------ Given entries ------

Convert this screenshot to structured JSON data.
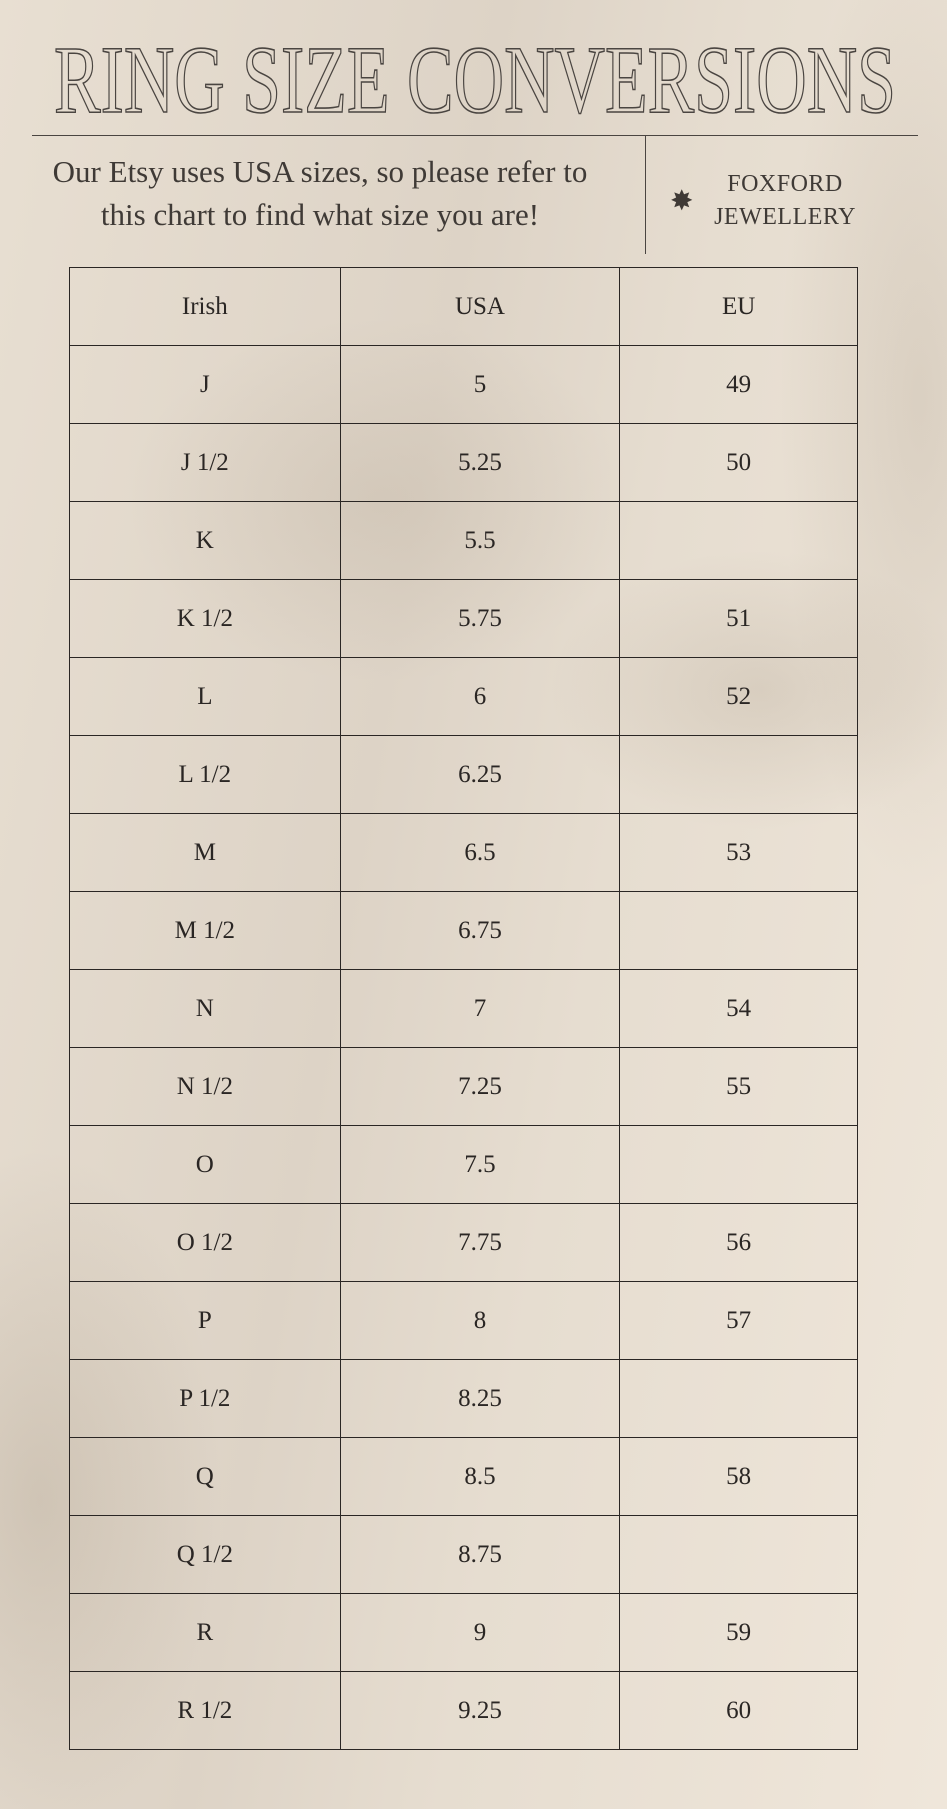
{
  "title": "RING SIZE CONVERSIONS",
  "subtitle": {
    "line1": "Our Etsy uses USA sizes, so please refer to",
    "line2": "this chart to find what size you are!"
  },
  "brand": {
    "line1": "FOXFORD",
    "line2": "JEWELLERY",
    "icon": "star-icon"
  },
  "table": {
    "headers": [
      "Irish",
      "USA",
      "EU"
    ],
    "rows": [
      [
        "J",
        "5",
        "49"
      ],
      [
        "J  1/2",
        "5.25",
        "50"
      ],
      [
        "K",
        "5.5",
        ""
      ],
      [
        "K 1/2",
        "5.75",
        "51"
      ],
      [
        "L",
        "6",
        "52"
      ],
      [
        "L 1/2",
        "6.25",
        ""
      ],
      [
        "M",
        "6.5",
        "53"
      ],
      [
        "M 1/2",
        "6.75",
        ""
      ],
      [
        "N",
        "7",
        "54"
      ],
      [
        "N 1/2",
        "7.25",
        "55"
      ],
      [
        "O",
        "7.5",
        ""
      ],
      [
        "O 1/2",
        "7.75",
        "56"
      ],
      [
        "P",
        "8",
        "57"
      ],
      [
        "P 1/2",
        "8.25",
        ""
      ],
      [
        "Q",
        "8.5",
        "58"
      ],
      [
        "Q 1/2",
        "8.75",
        ""
      ],
      [
        "R",
        "9",
        "59"
      ],
      [
        "R 1/2",
        "9.25",
        "60"
      ]
    ]
  }
}
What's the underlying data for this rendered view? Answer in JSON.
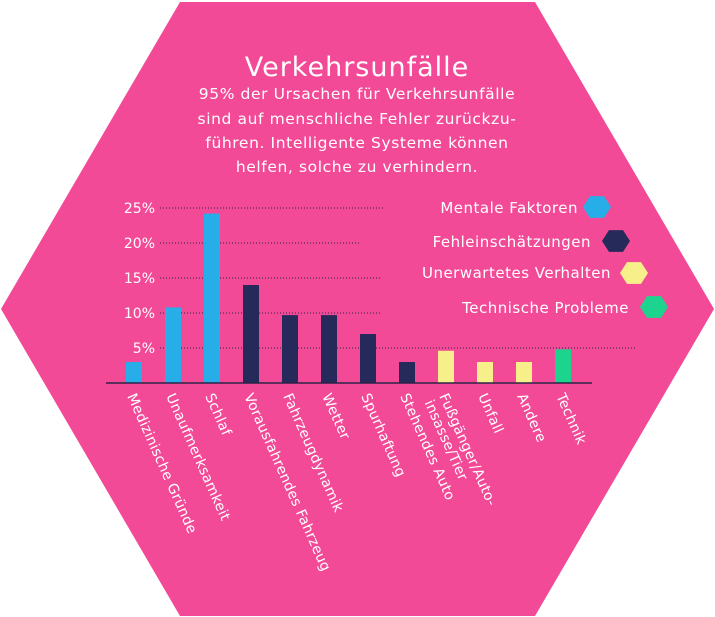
{
  "chart_data": {
    "type": "bar",
    "title": "Verkehrsunfälle",
    "subtitle_lines": [
      "95% der Ursachen für Verkehrsunfälle",
      "sind auf menschliche Fehler zurückzu-",
      "führen. Intelligente Systeme können",
      "helfen, solche zu verhindern."
    ],
    "ylim": [
      0,
      25
    ],
    "yticks": [
      5,
      10,
      15,
      20,
      25
    ],
    "ytick_labels": [
      "5%",
      "10%",
      "15%",
      "20%",
      "25%"
    ],
    "grid": "dotted horizontal",
    "legend_position": "right",
    "legend": [
      {
        "name": "Mentale Faktoren",
        "color": "#27aee8"
      },
      {
        "name": "Fehleinschätzungen",
        "color": "#262a5a"
      },
      {
        "name": "Unerwartetes Verhalten",
        "color": "#f7f08a"
      },
      {
        "name": "Technische Probleme",
        "color": "#1dd48f"
      }
    ],
    "bars": [
      {
        "label_lines": [
          "Medizinische Gründe"
        ],
        "value": 3,
        "group": 0
      },
      {
        "label_lines": [
          "Unaufmerksamkeit"
        ],
        "value": 10.8,
        "group": 0
      },
      {
        "label_lines": [
          "Schlaf"
        ],
        "value": 24.2,
        "group": 0
      },
      {
        "label_lines": [
          "Vorausfahrendes Fahrzeug"
        ],
        "value": 14,
        "group": 1
      },
      {
        "label_lines": [
          "Fahrzeugdynamik"
        ],
        "value": 9.7,
        "group": 1
      },
      {
        "label_lines": [
          "Wetter"
        ],
        "value": 9.7,
        "group": 1
      },
      {
        "label_lines": [
          "Spurhaftung"
        ],
        "value": 7,
        "group": 1
      },
      {
        "label_lines": [
          "Stehendes Auto"
        ],
        "value": 3,
        "group": 1
      },
      {
        "label_lines": [
          "Fußgänger/Auto-",
          "insasse/Tier"
        ],
        "value": 4.6,
        "group": 2
      },
      {
        "label_lines": [
          "Unfall"
        ],
        "value": 3,
        "group": 2
      },
      {
        "label_lines": [
          "Andere"
        ],
        "value": 3,
        "group": 2
      },
      {
        "label_lines": [
          "Technik"
        ],
        "value": 4.8,
        "group": 3
      }
    ],
    "colors": {
      "background": "#f24a97",
      "text": "#ffffff",
      "axis": "#2b2247"
    }
  }
}
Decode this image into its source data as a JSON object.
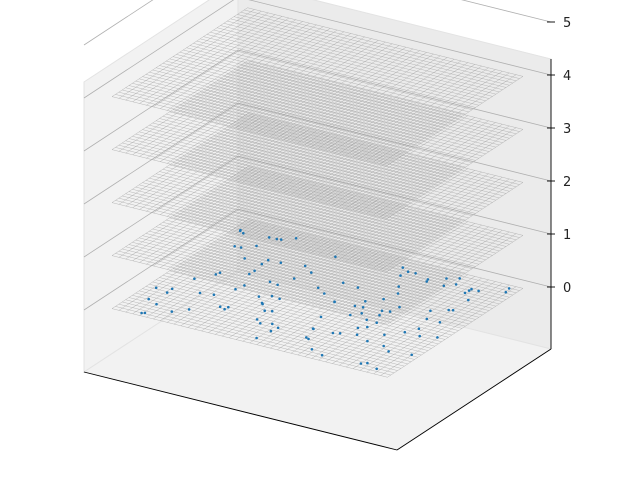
{
  "chart_data": {
    "type": "scatter",
    "title": "",
    "xlabel": "",
    "ylabel": "",
    "zlabel": "",
    "projection": "3d",
    "z_ticks": [
      "0",
      "1",
      "2",
      "3",
      "4",
      "5"
    ],
    "zlim": [
      0,
      5
    ],
    "xlim": [
      0,
      1
    ],
    "ylim": [
      0,
      1
    ],
    "grid": true,
    "wireframe_layers": [
      {
        "z": 0,
        "grid_lines": 40
      },
      {
        "z": 1,
        "grid_lines": 40
      },
      {
        "z": 2,
        "grid_lines": 40
      },
      {
        "z": 3,
        "grid_lines": 40
      },
      {
        "z": 4,
        "grid_lines": 40
      }
    ],
    "scatter_layer_z": 0,
    "point_count": 120,
    "colors": {
      "points": "#1f77b4",
      "wire": "#9a9a9a",
      "pane": "#f2f2f2",
      "pane_edge": "#e3e3e3",
      "axis": "#000000",
      "grid": "#b0b0b0"
    }
  }
}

------

Work instructions
Copy every entry word for word, but omit the pictures.

Solution to this task
Convert this screenshot to structured JSON data.
{
  "title": "RING SIZE CONVERSIONS",
  "subtitle": {
    "line1": "Our Etsy uses USA sizes, so please refer to",
    "line2": "this chart to find what size you are!"
  },
  "brand": {
    "line1": "FOXFORD",
    "line2": "JEWELLERY",
    "icon": "star-icon"
  },
  "table": {
    "headers": [
      "Irish",
      "USA",
      "EU"
    ],
    "rows": [
      [
        "J",
        "5",
        "49"
      ],
      [
        "J  1/2",
        "5.25",
        "50"
      ],
      [
        "K",
        "5.5",
        ""
      ],
      [
        "K 1/2",
        "5.75",
        "51"
      ],
      [
        "L",
        "6",
        "52"
      ],
      [
        "L 1/2",
        "6.25",
        ""
      ],
      [
        "M",
        "6.5",
        "53"
      ],
      [
        "M 1/2",
        "6.75",
        ""
      ],
      [
        "N",
        "7",
        "54"
      ],
      [
        "N 1/2",
        "7.25",
        "55"
      ],
      [
        "O",
        "7.5",
        ""
      ],
      [
        "O 1/2",
        "7.75",
        "56"
      ],
      [
        "P",
        "8",
        "57"
      ],
      [
        "P 1/2",
        "8.25",
        ""
      ],
      [
        "Q",
        "8.5",
        "58"
      ],
      [
        "Q 1/2",
        "8.75",
        ""
      ],
      [
        "R",
        "9",
        "59"
      ],
      [
        "R 1/2",
        "9.25",
        "60"
      ]
    ]
  }
}
What's the underlying data for this rendered view? Answer in JSON.
{
  "chart_data": {
    "type": "bar",
    "title": "Verkehrsunfälle",
    "subtitle_lines": [
      "95% der Ursachen für Verkehrsunfälle",
      "sind auf menschliche Fehler zurückzu-",
      "führen. Intelligente Systeme können",
      "helfen, solche zu verhindern."
    ],
    "ylim": [
      0,
      25
    ],
    "yticks": [
      5,
      10,
      15,
      20,
      25
    ],
    "ytick_labels": [
      "5%",
      "10%",
      "15%",
      "20%",
      "25%"
    ],
    "grid": "dotted horizontal",
    "legend_position": "right",
    "legend": [
      {
        "name": "Mentale Faktoren",
        "color": "#27aee8"
      },
      {
        "name": "Fehleinschätzungen",
        "color": "#262a5a"
      },
      {
        "name": "Unerwartetes Verhalten",
        "color": "#f7f08a"
      },
      {
        "name": "Technische Probleme",
        "color": "#1dd48f"
      }
    ],
    "bars": [
      {
        "label_lines": [
          "Medizinische Gründe"
        ],
        "value": 3,
        "group": 0
      },
      {
        "label_lines": [
          "Unaufmerksamkeit"
        ],
        "value": 10.8,
        "group": 0
      },
      {
        "label_lines": [
          "Schlaf"
        ],
        "value": 24.2,
        "group": 0
      },
      {
        "label_lines": [
          "Vorausfahrendes Fahrzeug"
        ],
        "value": 14,
        "group": 1
      },
      {
        "label_lines": [
          "Fahrzeugdynamik"
        ],
        "value": 9.7,
        "group": 1
      },
      {
        "label_lines": [
          "Wetter"
        ],
        "value": 9.7,
        "group": 1
      },
      {
        "label_lines": [
          "Spurhaftung"
        ],
        "value": 7,
        "group": 1
      },
      {
        "label_lines": [
          "Stehendes Auto"
        ],
        "value": 3,
        "group": 1
      },
      {
        "label_lines": [
          "Fußgänger/Auto-",
          "insasse/Tier"
        ],
        "value": 4.6,
        "group": 2
      },
      {
        "label_lines": [
          "Unfall"
        ],
        "value": 3,
        "group": 2
      },
      {
        "label_lines": [
          "Andere"
        ],
        "value": 3,
        "group": 2
      },
      {
        "label_lines": [
          "Technik"
        ],
        "value": 4.8,
        "group": 3
      }
    ],
    "colors": {
      "background": "#f24a97",
      "text": "#ffffff",
      "axis": "#2b2247"
    }
  }
}
Decode this image into its source data as a JSON object.
{
  "chart_data": {
    "type": "scatter",
    "title": "",
    "xlabel": "",
    "ylabel": "",
    "zlabel": "",
    "projection": "3d",
    "z_ticks": [
      "0",
      "1",
      "2",
      "3",
      "4",
      "5"
    ],
    "zlim": [
      0,
      5
    ],
    "xlim": [
      0,
      1
    ],
    "ylim": [
      0,
      1
    ],
    "grid": true,
    "wireframe_layers": [
      {
        "z": 0,
        "grid_lines": 40
      },
      {
        "z": 1,
        "grid_lines": 40
      },
      {
        "z": 2,
        "grid_lines": 40
      },
      {
        "z": 3,
        "grid_lines": 40
      },
      {
        "z": 4,
        "grid_lines": 40
      }
    ],
    "scatter_layer_z": 0,
    "point_count": 120,
    "colors": {
      "points": "#1f77b4",
      "wire": "#9a9a9a",
      "pane": "#f2f2f2",
      "pane_edge": "#e3e3e3",
      "axis": "#000000",
      "grid": "#b0b0b0"
    }
  }
}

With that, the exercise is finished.